Exercise brief
Without the pictures, reproduce the records that follow exactly.

Start of Supplied entries

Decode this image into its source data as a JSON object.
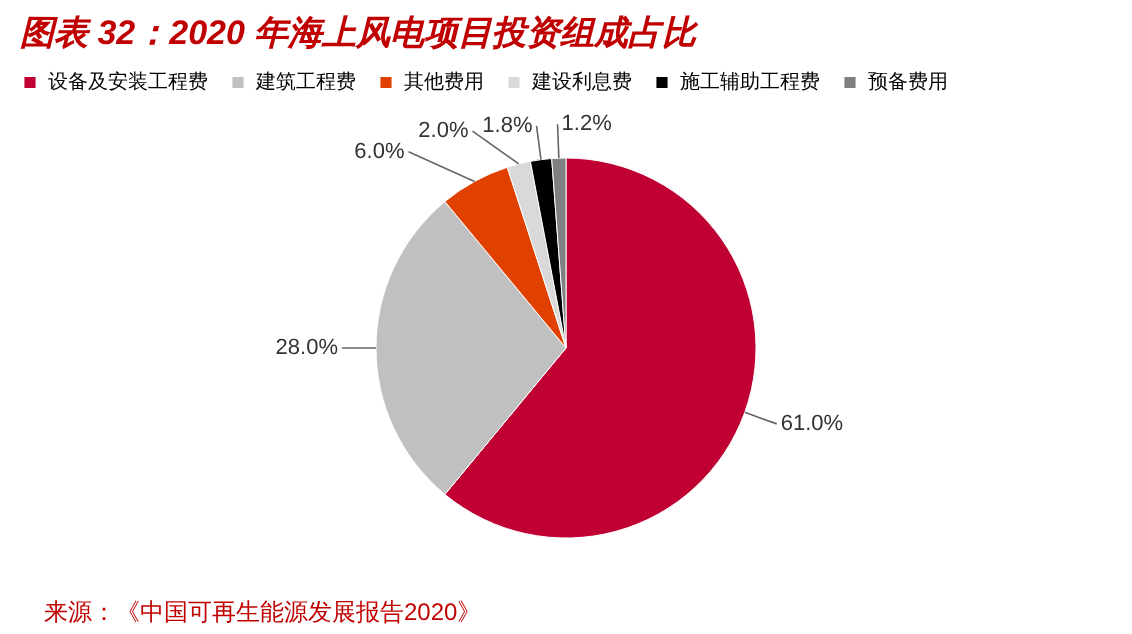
{
  "chart_data": {
    "type": "pie",
    "title": "图表 32：2020 年海上风电项目投资组成占比",
    "categories": [
      "设备及安装工程费",
      "建筑工程费",
      "其他费用",
      "建设利息费",
      "施工辅助工程费",
      "预备费用"
    ],
    "values": [
      61.0,
      28.0,
      6.0,
      2.0,
      1.8,
      1.2
    ],
    "colors": [
      "#c00033",
      "#c0c0c0",
      "#e04000",
      "#d9d9d9",
      "#000000",
      "#808080"
    ],
    "value_labels": [
      "61.0%",
      "28.0%",
      "6.0%",
      "2.0%",
      "1.8%",
      "1.2%"
    ],
    "legend": "top",
    "annotations": [
      "来源：《中国可再生能源发展报告2020》"
    ]
  }
}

End of Supplied entries

Correct result
Decode this image into its source data as a JSON object.
{
  "chart_data": {
    "type": "pie",
    "title": "图表 32：2020 年海上风电项目投资组成占比",
    "categories": [
      "设备及安装工程费",
      "建筑工程费",
      "其他费用",
      "建设利息费",
      "施工辅助工程费",
      "预备费用"
    ],
    "values": [
      61.0,
      28.0,
      6.0,
      2.0,
      1.8,
      1.2
    ],
    "colors": [
      "#c00033",
      "#c0c0c0",
      "#e04000",
      "#d9d9d9",
      "#000000",
      "#808080"
    ],
    "value_labels": [
      "61.0%",
      "28.0%",
      "6.0%",
      "2.0%",
      "1.8%",
      "1.2%"
    ],
    "legend": "top",
    "annotations": [
      "来源：《中国可再生能源发展报告2020》"
    ]
  }
}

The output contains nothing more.